[Recorded data]
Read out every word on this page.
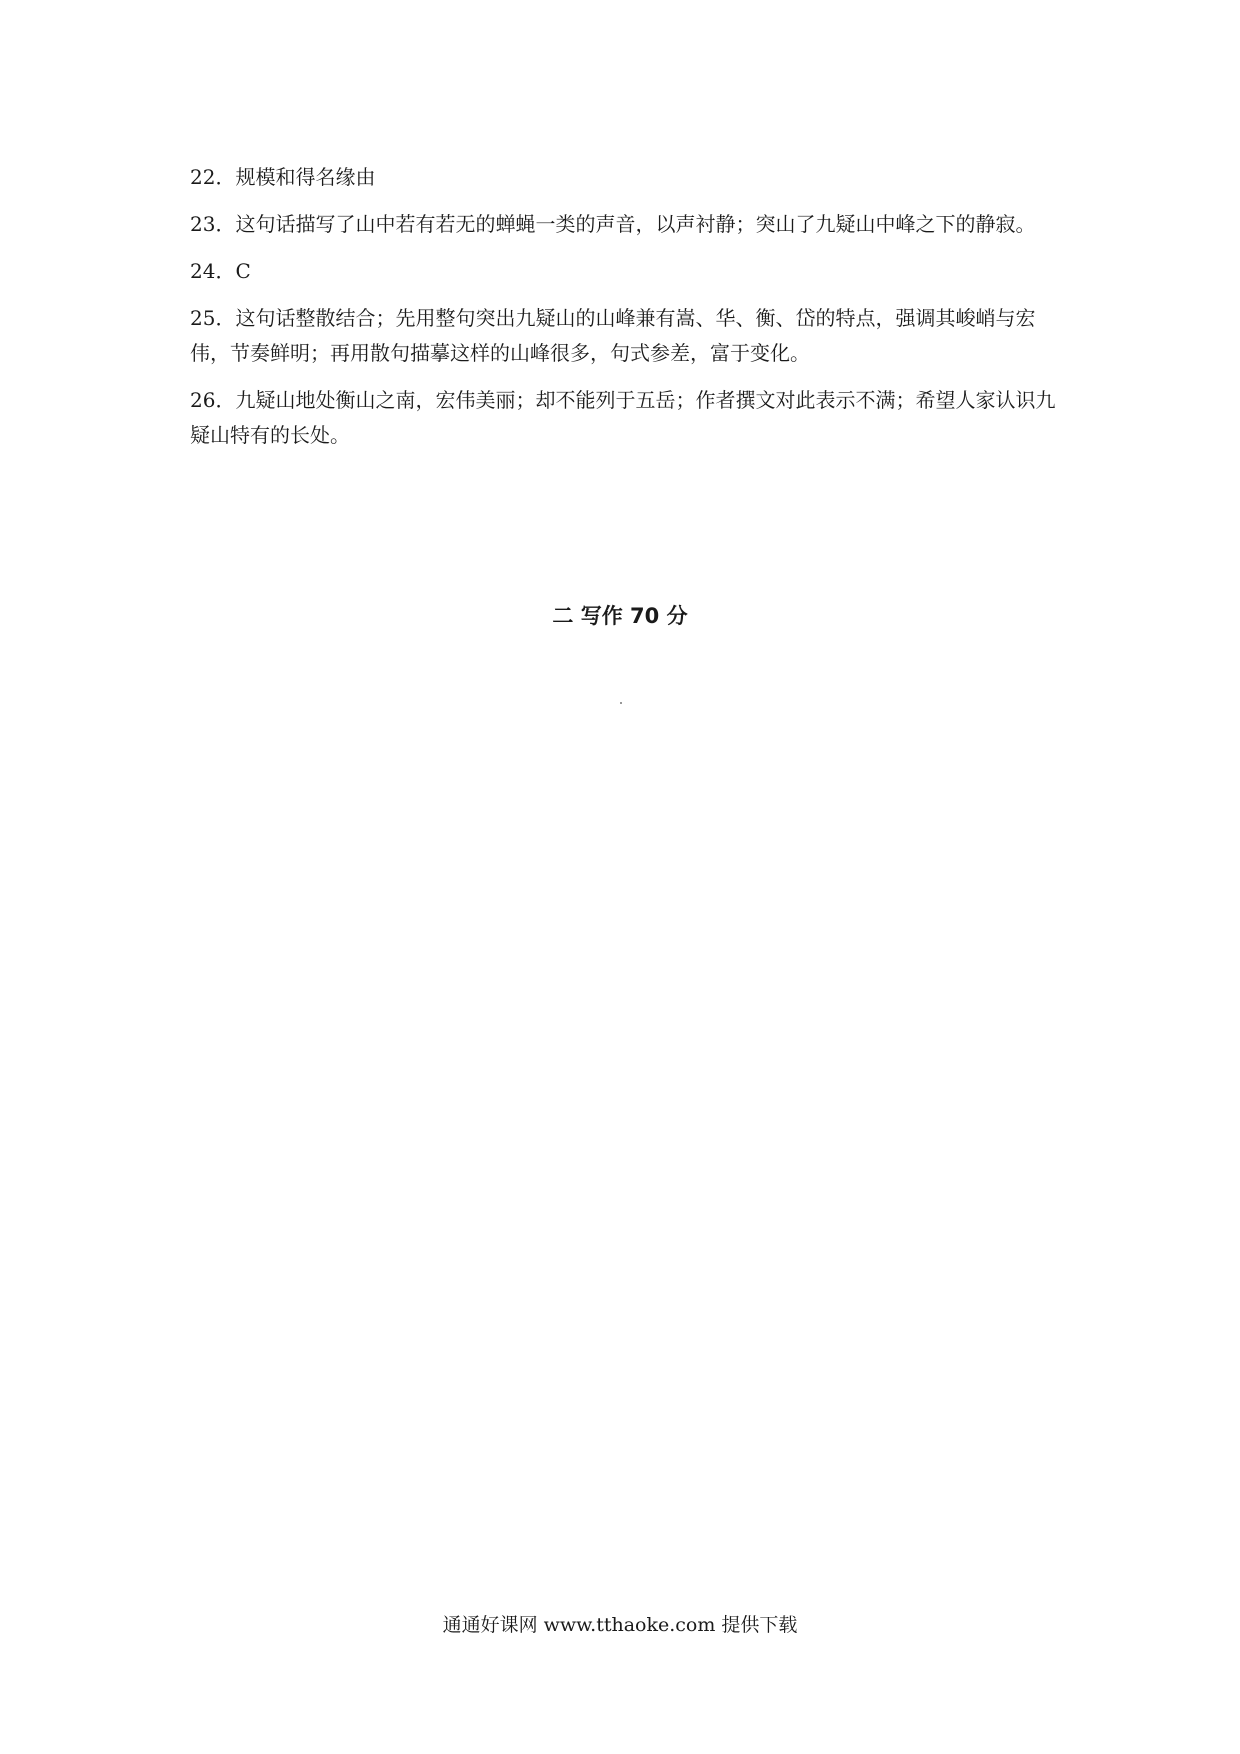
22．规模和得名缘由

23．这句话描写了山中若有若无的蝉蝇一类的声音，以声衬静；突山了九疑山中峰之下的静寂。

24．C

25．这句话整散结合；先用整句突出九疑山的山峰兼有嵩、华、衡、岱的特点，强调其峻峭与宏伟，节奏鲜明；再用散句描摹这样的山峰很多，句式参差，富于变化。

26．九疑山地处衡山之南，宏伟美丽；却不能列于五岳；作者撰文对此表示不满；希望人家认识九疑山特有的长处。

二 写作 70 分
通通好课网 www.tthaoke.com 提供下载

WHAT IS BEING ASKED: Print all entries exactly. The images do not belong in the copy.

EXERCISE ANSWER:
Read out every word on this page.
22．规模和得名缘由

23．这句话描写了山中若有若无的蝉蝇一类的声音，以声衬静；突山了九疑山中峰之下的静寂。

24．C

25．这句话整散结合；先用整句突出九疑山的山峰兼有嵩、华、衡、岱的特点，强调其峻峭与宏伟，节奏鲜明；再用散句描摹这样的山峰很多，句式参差，富于变化。

26．九疑山地处衡山之南，宏伟美丽；却不能列于五岳；作者撰文对此表示不满；希望人家认识九疑山特有的长处。

二 写作 70 分
通通好课网 www.tthaoke.com 提供下载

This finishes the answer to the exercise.